Task requirements: Each record should be returned exactly as it is written.

----------

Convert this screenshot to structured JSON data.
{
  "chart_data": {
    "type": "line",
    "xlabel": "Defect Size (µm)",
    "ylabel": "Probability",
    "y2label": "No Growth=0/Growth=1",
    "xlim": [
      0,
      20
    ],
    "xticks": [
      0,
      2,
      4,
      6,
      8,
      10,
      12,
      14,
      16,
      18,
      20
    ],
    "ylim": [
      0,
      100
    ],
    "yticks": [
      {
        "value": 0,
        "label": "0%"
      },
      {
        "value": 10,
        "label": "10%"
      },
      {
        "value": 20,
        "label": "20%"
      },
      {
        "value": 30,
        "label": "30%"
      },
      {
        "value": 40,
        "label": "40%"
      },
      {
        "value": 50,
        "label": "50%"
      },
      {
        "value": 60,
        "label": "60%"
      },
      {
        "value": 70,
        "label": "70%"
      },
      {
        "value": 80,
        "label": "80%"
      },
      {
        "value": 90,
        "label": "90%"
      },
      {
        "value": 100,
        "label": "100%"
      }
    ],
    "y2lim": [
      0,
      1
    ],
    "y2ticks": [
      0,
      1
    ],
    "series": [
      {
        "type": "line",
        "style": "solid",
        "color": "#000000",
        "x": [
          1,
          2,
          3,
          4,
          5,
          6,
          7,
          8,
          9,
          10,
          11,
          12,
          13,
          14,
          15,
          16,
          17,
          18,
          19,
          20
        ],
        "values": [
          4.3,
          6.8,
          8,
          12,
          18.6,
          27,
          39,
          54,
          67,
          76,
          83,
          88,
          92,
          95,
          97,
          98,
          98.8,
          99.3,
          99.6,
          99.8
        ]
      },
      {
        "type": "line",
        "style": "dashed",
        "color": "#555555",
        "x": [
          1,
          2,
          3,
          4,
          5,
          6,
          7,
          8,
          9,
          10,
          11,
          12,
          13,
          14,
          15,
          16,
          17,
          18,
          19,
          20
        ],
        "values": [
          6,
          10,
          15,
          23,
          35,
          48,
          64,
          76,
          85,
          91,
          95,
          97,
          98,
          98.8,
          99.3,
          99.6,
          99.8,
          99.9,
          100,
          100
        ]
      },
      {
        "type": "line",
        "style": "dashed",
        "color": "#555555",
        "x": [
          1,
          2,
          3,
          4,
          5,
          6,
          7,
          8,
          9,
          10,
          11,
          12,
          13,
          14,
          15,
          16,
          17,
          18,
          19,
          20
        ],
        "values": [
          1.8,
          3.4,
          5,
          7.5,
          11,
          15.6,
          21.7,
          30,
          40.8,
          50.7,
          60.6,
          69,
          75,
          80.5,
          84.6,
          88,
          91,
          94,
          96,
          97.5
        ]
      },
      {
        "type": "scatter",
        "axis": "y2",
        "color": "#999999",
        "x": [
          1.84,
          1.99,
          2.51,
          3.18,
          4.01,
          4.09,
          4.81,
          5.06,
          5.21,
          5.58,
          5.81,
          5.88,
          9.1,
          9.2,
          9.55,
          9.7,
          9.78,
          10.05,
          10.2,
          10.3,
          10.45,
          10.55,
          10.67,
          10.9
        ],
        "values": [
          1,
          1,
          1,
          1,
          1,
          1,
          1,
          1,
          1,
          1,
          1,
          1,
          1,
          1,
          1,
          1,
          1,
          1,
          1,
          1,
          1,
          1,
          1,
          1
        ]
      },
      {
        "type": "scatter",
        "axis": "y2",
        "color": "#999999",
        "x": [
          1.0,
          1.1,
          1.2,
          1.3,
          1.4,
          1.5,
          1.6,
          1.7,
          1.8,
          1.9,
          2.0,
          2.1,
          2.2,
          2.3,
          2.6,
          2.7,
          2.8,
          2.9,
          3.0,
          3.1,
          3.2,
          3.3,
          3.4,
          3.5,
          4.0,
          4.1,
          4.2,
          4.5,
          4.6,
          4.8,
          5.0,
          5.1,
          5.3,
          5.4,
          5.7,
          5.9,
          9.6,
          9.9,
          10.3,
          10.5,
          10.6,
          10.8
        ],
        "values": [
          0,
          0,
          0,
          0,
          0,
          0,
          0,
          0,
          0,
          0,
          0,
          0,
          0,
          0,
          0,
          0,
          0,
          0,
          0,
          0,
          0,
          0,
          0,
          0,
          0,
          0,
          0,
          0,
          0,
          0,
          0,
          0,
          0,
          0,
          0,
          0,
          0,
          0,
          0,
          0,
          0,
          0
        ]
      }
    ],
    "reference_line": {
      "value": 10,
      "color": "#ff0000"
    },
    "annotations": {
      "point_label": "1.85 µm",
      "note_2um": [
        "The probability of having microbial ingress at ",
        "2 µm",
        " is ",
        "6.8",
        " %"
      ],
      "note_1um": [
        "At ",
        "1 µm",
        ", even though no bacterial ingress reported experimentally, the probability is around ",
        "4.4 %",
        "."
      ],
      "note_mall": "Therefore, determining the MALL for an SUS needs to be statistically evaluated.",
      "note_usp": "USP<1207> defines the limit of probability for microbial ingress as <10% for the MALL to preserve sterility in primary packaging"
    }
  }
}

----------

Answer section:
Convert this screenshot to structured JSON data.
{
  "chart_data": {
    "type": "line",
    "xlabel": "Defect Size (µm)",
    "ylabel": "Probability",
    "y2label": "No Growth=0/Growth=1",
    "xlim": [
      0,
      20
    ],
    "xticks": [
      0,
      2,
      4,
      6,
      8,
      10,
      12,
      14,
      16,
      18,
      20
    ],
    "ylim": [
      0,
      100
    ],
    "yticks": [
      {
        "value": 0,
        "label": "0%"
      },
      {
        "value": 10,
        "label": "10%"
      },
      {
        "value": 20,
        "label": "20%"
      },
      {
        "value": 30,
        "label": "30%"
      },
      {
        "value": 40,
        "label": "40%"
      },
      {
        "value": 50,
        "label": "50%"
      },
      {
        "value": 60,
        "label": "60%"
      },
      {
        "value": 70,
        "label": "70%"
      },
      {
        "value": 80,
        "label": "80%"
      },
      {
        "value": 90,
        "label": "90%"
      },
      {
        "value": 100,
        "label": "100%"
      }
    ],
    "y2lim": [
      0,
      1
    ],
    "y2ticks": [
      0,
      1
    ],
    "series": [
      {
        "type": "line",
        "style": "solid",
        "color": "#000000",
        "x": [
          1,
          2,
          3,
          4,
          5,
          6,
          7,
          8,
          9,
          10,
          11,
          12,
          13,
          14,
          15,
          16,
          17,
          18,
          19,
          20
        ],
        "values": [
          4.3,
          6.8,
          8,
          12,
          18.6,
          27,
          39,
          54,
          67,
          76,
          83,
          88,
          92,
          95,
          97,
          98,
          98.8,
          99.3,
          99.6,
          99.8
        ]
      },
      {
        "type": "line",
        "style": "dashed",
        "color": "#555555",
        "x": [
          1,
          2,
          3,
          4,
          5,
          6,
          7,
          8,
          9,
          10,
          11,
          12,
          13,
          14,
          15,
          16,
          17,
          18,
          19,
          20
        ],
        "values": [
          6,
          10,
          15,
          23,
          35,
          48,
          64,
          76,
          85,
          91,
          95,
          97,
          98,
          98.8,
          99.3,
          99.6,
          99.8,
          99.9,
          100,
          100
        ]
      },
      {
        "type": "line",
        "style": "dashed",
        "color": "#555555",
        "x": [
          1,
          2,
          3,
          4,
          5,
          6,
          7,
          8,
          9,
          10,
          11,
          12,
          13,
          14,
          15,
          16,
          17,
          18,
          19,
          20
        ],
        "values": [
          1.8,
          3.4,
          5,
          7.5,
          11,
          15.6,
          21.7,
          30,
          40.8,
          50.7,
          60.6,
          69,
          75,
          80.5,
          84.6,
          88,
          91,
          94,
          96,
          97.5
        ]
      },
      {
        "type": "scatter",
        "axis": "y2",
        "color": "#999999",
        "x": [
          1.84,
          1.99,
          2.51,
          3.18,
          4.01,
          4.09,
          4.81,
          5.06,
          5.21,
          5.58,
          5.81,
          5.88,
          9.1,
          9.2,
          9.55,
          9.7,
          9.78,
          10.05,
          10.2,
          10.3,
          10.45,
          10.55,
          10.67,
          10.9
        ],
        "values": [
          1,
          1,
          1,
          1,
          1,
          1,
          1,
          1,
          1,
          1,
          1,
          1,
          1,
          1,
          1,
          1,
          1,
          1,
          1,
          1,
          1,
          1,
          1,
          1
        ]
      },
      {
        "type": "scatter",
        "axis": "y2",
        "color": "#999999",
        "x": [
          1.0,
          1.1,
          1.2,
          1.3,
          1.4,
          1.5,
          1.6,
          1.7,
          1.8,
          1.9,
          2.0,
          2.1,
          2.2,
          2.3,
          2.6,
          2.7,
          2.8,
          2.9,
          3.0,
          3.1,
          3.2,
          3.3,
          3.4,
          3.5,
          4.0,
          4.1,
          4.2,
          4.5,
          4.6,
          4.8,
          5.0,
          5.1,
          5.3,
          5.4,
          5.7,
          5.9,
          9.6,
          9.9,
          10.3,
          10.5,
          10.6,
          10.8
        ],
        "values": [
          0,
          0,
          0,
          0,
          0,
          0,
          0,
          0,
          0,
          0,
          0,
          0,
          0,
          0,
          0,
          0,
          0,
          0,
          0,
          0,
          0,
          0,
          0,
          0,
          0,
          0,
          0,
          0,
          0,
          0,
          0,
          0,
          0,
          0,
          0,
          0,
          0,
          0,
          0,
          0,
          0,
          0
        ]
      }
    ],
    "reference_line": {
      "value": 10,
      "color": "#ff0000"
    },
    "annotations": {
      "point_label": "1.85 µm",
      "note_2um": [
        "The probability of having microbial ingress at ",
        "2 µm",
        " is ",
        "6.8",
        " %"
      ],
      "note_1um": [
        "At ",
        "1 µm",
        ", even though no bacterial ingress reported experimentally, the probability is around ",
        "4.4 %",
        "."
      ],
      "note_mall": "Therefore, determining the MALL for an SUS needs to be statistically evaluated.",
      "note_usp": "USP<1207> defines the limit of probability for microbial ingress as <10% for the MALL to preserve sterility in primary packaging"
    }
  }
}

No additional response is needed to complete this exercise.